- AIM OF THE TASK: Write the entries below out again exactly; any picture in them stays out.

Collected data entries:

>>>

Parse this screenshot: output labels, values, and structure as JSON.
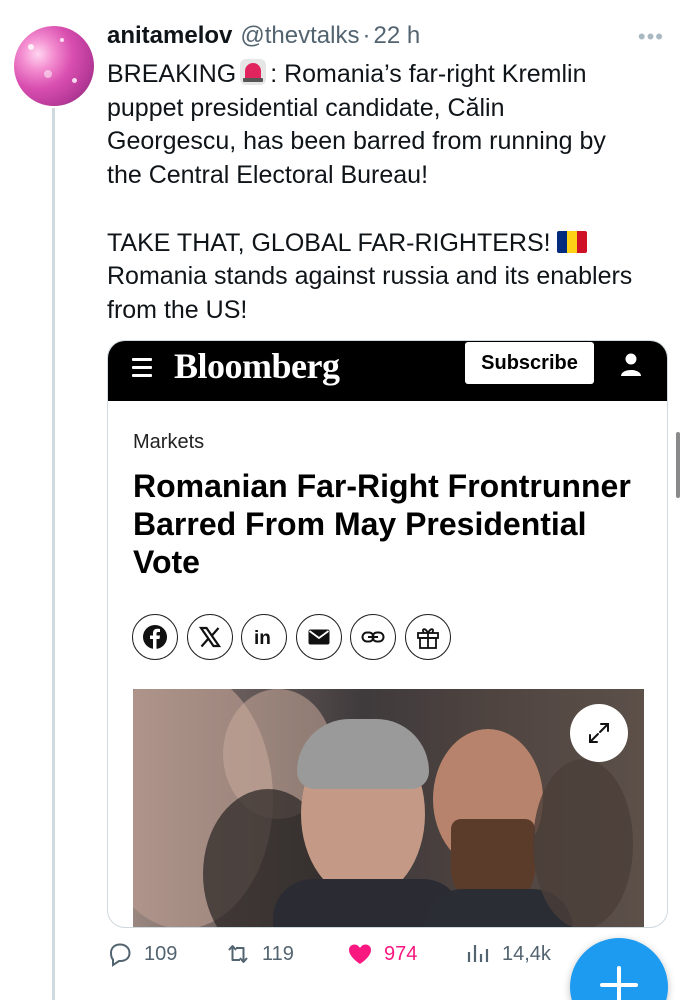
{
  "tweet": {
    "author_name": "anitamelov",
    "author_handle": "@thevtalks",
    "separator": "·",
    "time": "22 h",
    "more_icon": "more-horizontal-icon",
    "text_line1_a": "BREAKING",
    "text_line1_b": ": Romania’s far-right Kremlin",
    "text_line2": "puppet presidential candidate, Călin",
    "text_line3": "Georgescu, has been barred from running by",
    "text_line4": "the Central Electoral Bureau!",
    "text_line5": "TAKE THAT, GLOBAL FAR-RIGHTERS!",
    "text_line6": "Romania stands against russia and its enablers",
    "text_line7": "from the US!",
    "emoji_1": "siren-emoji",
    "emoji_2": "romania-flag-emoji",
    "flag_colors": [
      "#002b7f",
      "#fcd116",
      "#ce1126"
    ]
  },
  "card": {
    "brand": "Bloomberg",
    "subscribe_label": "Subscribe",
    "section": "Markets",
    "headline": "Romanian Far-Right Frontrunner Barred From May Presidential Vote",
    "share_icons": [
      "facebook-icon",
      "x-icon",
      "linkedin-icon",
      "email-icon",
      "link-icon",
      "gift-icon"
    ],
    "brand_bar_color": "#000000"
  },
  "metrics": {
    "replies": "109",
    "retweets": "119",
    "likes": "974",
    "views": "14,4k"
  },
  "colors": {
    "like": "#f91880",
    "accent": "#1d9bf0",
    "muted": "#536471"
  }
}
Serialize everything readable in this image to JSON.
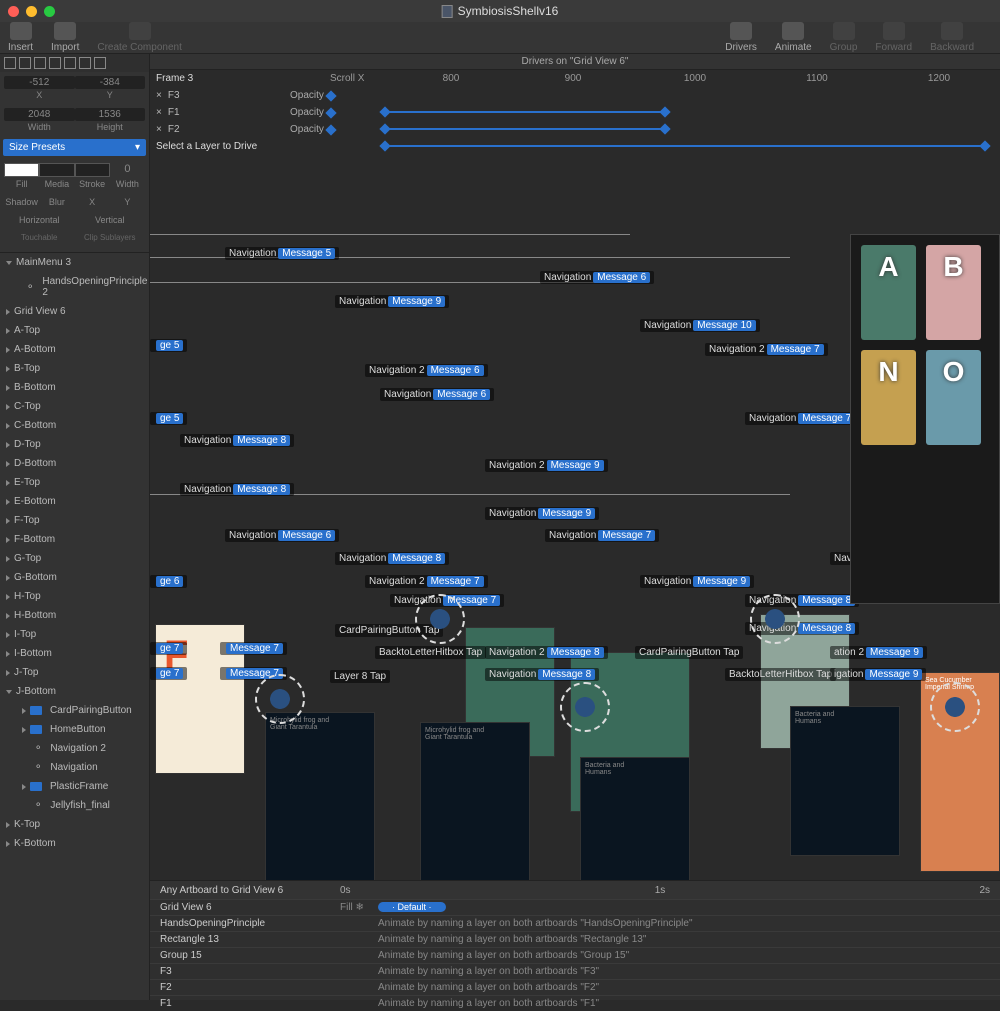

<<<

- SOLUTION TO THE EXERCISE:
Parse this screenshot: output labels, values, and structure as JSON.
{
  "tweet": {
    "author_name": "anitamelov",
    "author_handle": "@thevtalks",
    "separator": "·",
    "time": "22 h",
    "more_icon": "more-horizontal-icon",
    "text_line1_a": "BREAKING",
    "text_line1_b": ": Romania’s far-right Kremlin",
    "text_line2": "puppet presidential candidate, Călin",
    "text_line3": "Georgescu, has been barred from running by",
    "text_line4": "the Central Electoral Bureau!",
    "text_line5": "TAKE THAT, GLOBAL FAR-RIGHTERS!",
    "text_line6": "Romania stands against russia and its enablers",
    "text_line7": "from the US!",
    "emoji_1": "siren-emoji",
    "emoji_2": "romania-flag-emoji",
    "flag_colors": [
      "#002b7f",
      "#fcd116",
      "#ce1126"
    ]
  },
  "card": {
    "brand": "Bloomberg",
    "subscribe_label": "Subscribe",
    "section": "Markets",
    "headline": "Romanian Far-Right Frontrunner Barred From May Presidential Vote",
    "share_icons": [
      "facebook-icon",
      "x-icon",
      "linkedin-icon",
      "email-icon",
      "link-icon",
      "gift-icon"
    ],
    "brand_bar_color": "#000000"
  },
  "metrics": {
    "replies": "109",
    "retweets": "119",
    "likes": "974",
    "views": "14,4k"
  },
  "colors": {
    "like": "#f91880",
    "accent": "#1d9bf0",
    "muted": "#536471"
  }
}
Serialize everything readable in this image to JSON.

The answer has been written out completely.